Set exercise:
Lines that contain the string "Crown" are to be copied; leave out all others.

----- Records to process

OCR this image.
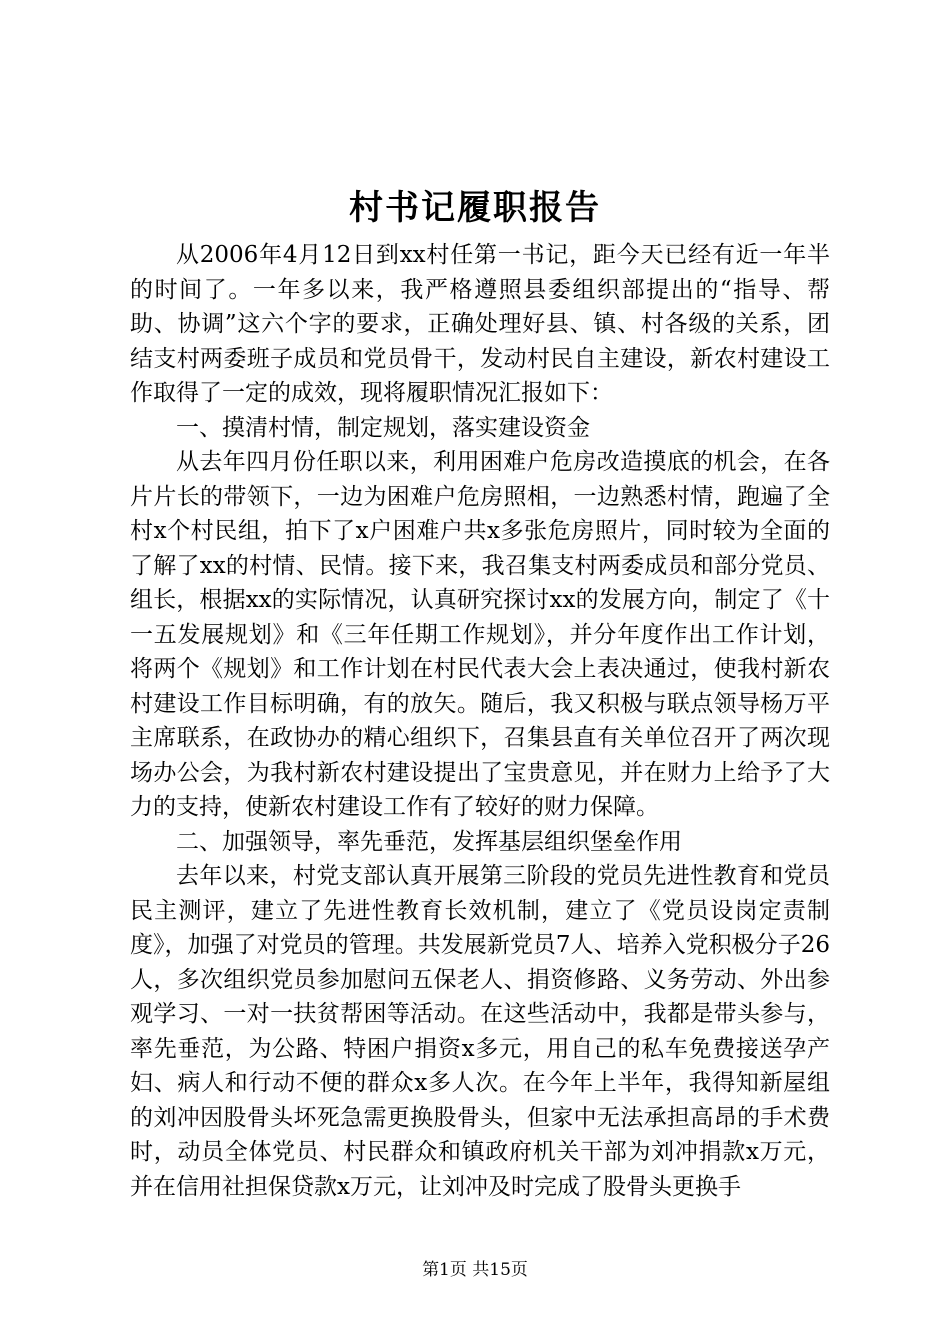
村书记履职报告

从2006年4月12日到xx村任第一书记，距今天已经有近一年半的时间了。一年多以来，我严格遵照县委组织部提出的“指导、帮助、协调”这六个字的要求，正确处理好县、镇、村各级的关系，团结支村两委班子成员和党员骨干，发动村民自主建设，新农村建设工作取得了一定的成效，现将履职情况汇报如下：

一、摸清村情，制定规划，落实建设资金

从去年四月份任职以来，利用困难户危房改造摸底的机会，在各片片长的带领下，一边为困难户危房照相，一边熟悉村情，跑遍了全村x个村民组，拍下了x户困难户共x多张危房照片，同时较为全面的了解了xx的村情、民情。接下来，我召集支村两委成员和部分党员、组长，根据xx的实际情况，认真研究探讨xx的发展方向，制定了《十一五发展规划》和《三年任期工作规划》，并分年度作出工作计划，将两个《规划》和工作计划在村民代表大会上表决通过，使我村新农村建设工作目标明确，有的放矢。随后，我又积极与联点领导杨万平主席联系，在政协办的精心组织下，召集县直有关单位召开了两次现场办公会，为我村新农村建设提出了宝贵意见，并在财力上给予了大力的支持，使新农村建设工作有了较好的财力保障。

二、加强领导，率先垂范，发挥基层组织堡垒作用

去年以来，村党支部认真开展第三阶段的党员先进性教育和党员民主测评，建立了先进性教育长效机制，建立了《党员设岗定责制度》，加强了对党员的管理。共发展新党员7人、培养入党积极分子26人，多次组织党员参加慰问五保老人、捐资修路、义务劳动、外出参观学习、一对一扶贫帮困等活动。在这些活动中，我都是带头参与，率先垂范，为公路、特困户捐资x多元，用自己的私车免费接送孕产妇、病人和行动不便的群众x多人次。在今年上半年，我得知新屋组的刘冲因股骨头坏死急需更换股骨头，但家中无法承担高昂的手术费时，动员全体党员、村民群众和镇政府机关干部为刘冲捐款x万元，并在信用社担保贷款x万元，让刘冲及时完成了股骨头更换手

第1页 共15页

----------
----- Records to process

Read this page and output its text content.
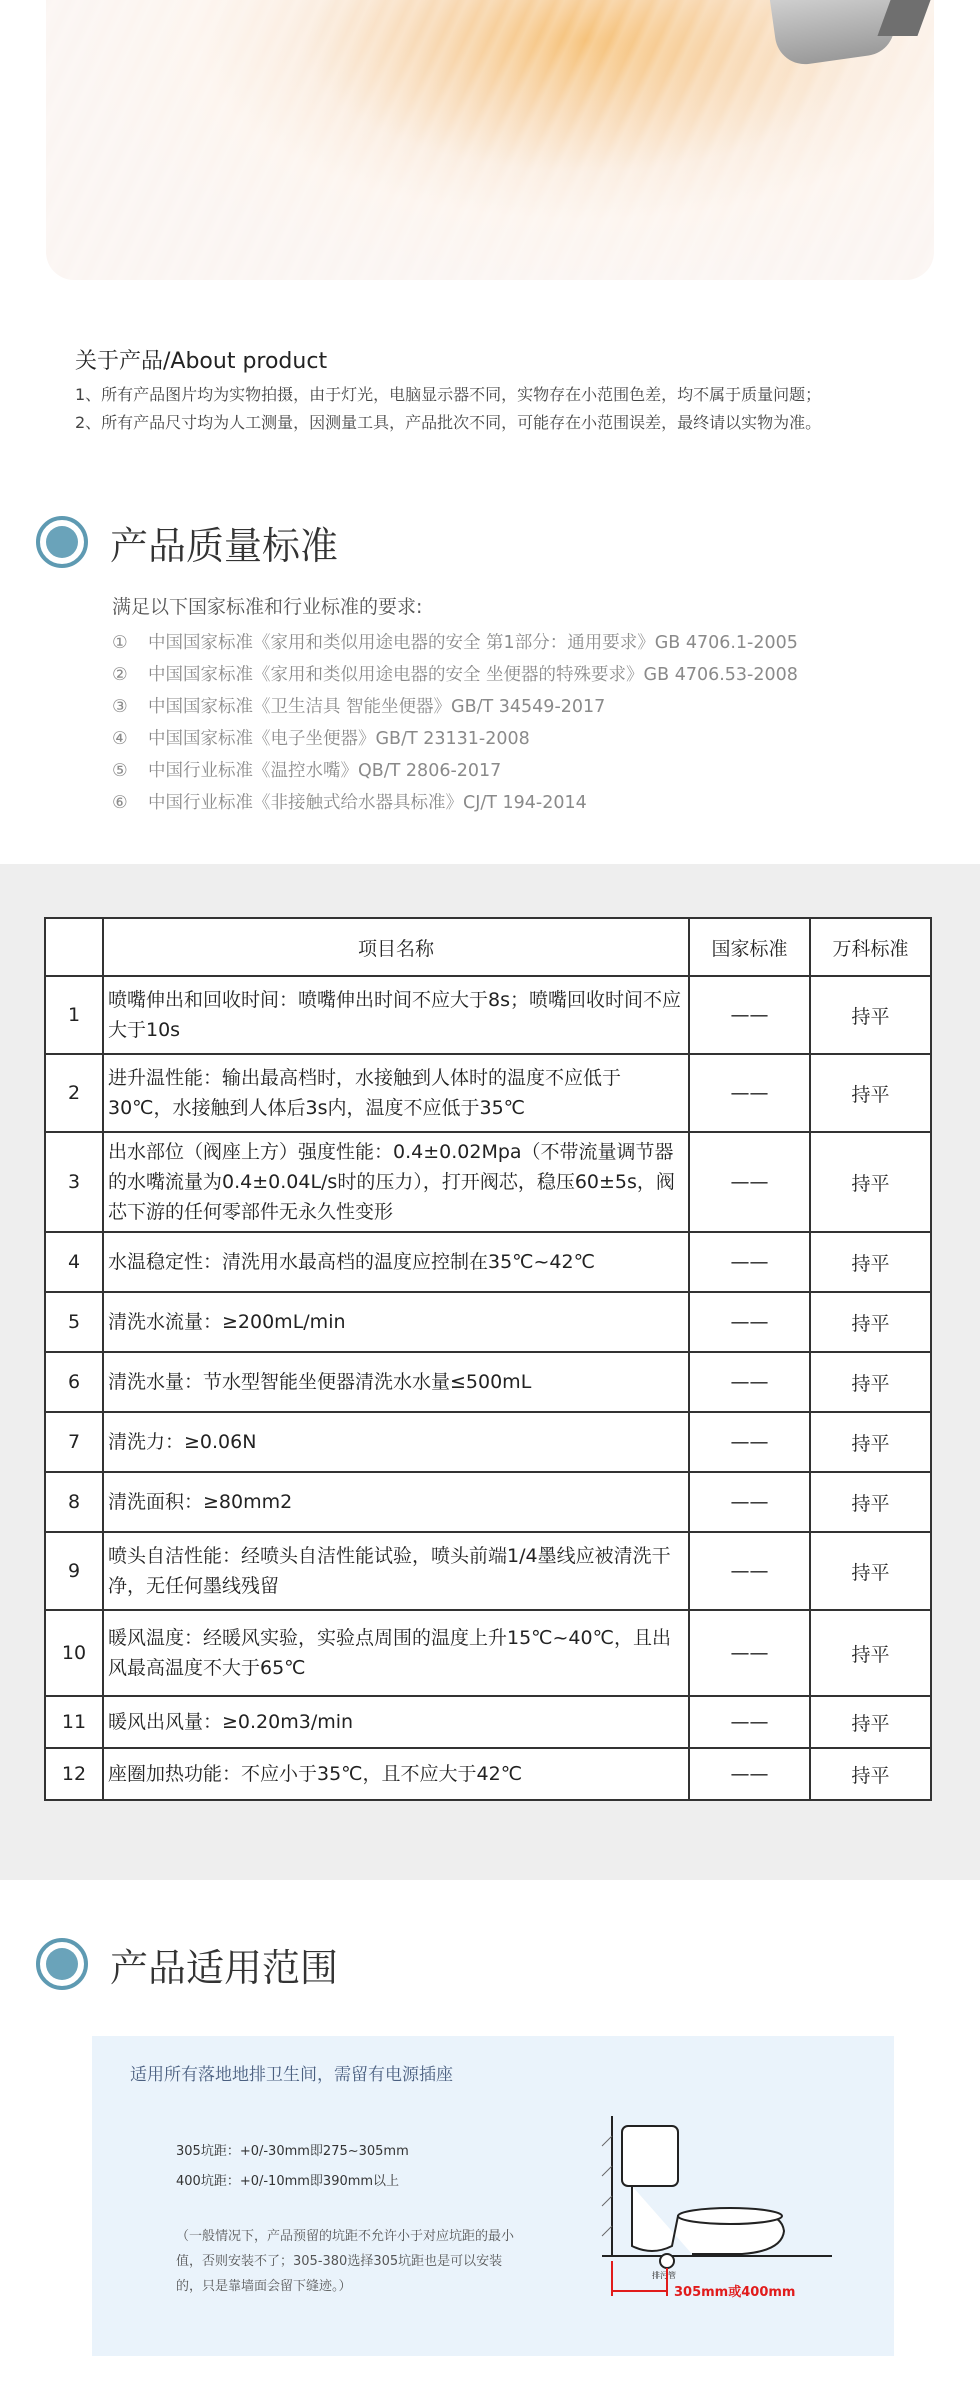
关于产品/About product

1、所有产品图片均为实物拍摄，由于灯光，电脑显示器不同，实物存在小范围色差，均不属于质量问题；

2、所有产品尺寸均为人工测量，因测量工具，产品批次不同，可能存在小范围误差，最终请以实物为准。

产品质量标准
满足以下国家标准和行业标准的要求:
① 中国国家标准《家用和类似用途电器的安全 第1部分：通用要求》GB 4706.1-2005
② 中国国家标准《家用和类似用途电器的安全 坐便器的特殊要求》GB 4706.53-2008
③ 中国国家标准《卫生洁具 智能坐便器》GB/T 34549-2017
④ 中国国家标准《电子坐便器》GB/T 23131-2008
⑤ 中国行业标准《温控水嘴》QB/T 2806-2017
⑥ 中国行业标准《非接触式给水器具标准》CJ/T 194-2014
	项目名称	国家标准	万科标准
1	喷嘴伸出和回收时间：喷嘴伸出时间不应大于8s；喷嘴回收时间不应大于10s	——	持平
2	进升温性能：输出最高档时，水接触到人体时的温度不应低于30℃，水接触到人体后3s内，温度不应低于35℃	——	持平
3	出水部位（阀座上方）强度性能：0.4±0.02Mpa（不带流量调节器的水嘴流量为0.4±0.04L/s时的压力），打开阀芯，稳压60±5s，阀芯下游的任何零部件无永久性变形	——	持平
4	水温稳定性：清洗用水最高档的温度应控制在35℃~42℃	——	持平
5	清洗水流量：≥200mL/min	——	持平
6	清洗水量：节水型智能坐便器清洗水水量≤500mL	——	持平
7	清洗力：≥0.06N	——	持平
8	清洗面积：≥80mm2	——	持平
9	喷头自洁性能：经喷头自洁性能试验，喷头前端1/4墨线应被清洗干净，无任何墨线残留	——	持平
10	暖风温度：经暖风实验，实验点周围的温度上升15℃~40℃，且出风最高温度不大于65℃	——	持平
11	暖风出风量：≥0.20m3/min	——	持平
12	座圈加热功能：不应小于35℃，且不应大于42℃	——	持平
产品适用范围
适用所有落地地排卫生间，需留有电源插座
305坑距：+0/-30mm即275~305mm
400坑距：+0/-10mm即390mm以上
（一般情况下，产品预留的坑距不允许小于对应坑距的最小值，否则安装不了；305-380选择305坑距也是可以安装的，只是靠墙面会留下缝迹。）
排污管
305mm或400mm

----------
----- Records to process

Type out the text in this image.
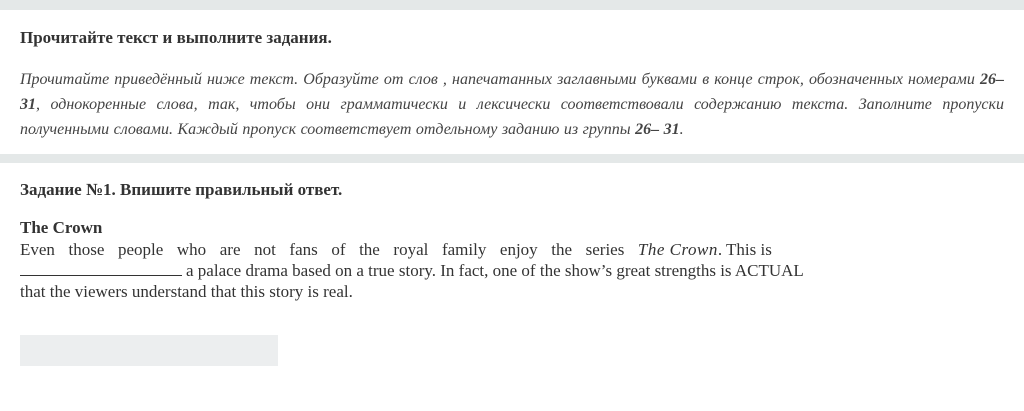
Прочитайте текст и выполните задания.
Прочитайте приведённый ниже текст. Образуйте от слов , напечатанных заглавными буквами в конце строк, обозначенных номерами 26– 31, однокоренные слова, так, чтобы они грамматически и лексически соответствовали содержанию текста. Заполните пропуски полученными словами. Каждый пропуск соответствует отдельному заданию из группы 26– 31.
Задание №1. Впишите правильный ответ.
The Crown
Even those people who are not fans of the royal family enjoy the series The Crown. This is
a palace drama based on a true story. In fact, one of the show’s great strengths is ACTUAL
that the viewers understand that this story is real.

----------

Answer to the task:
The Crown
Even those people who are not fans of the royal family enjoy the series The Crown. This is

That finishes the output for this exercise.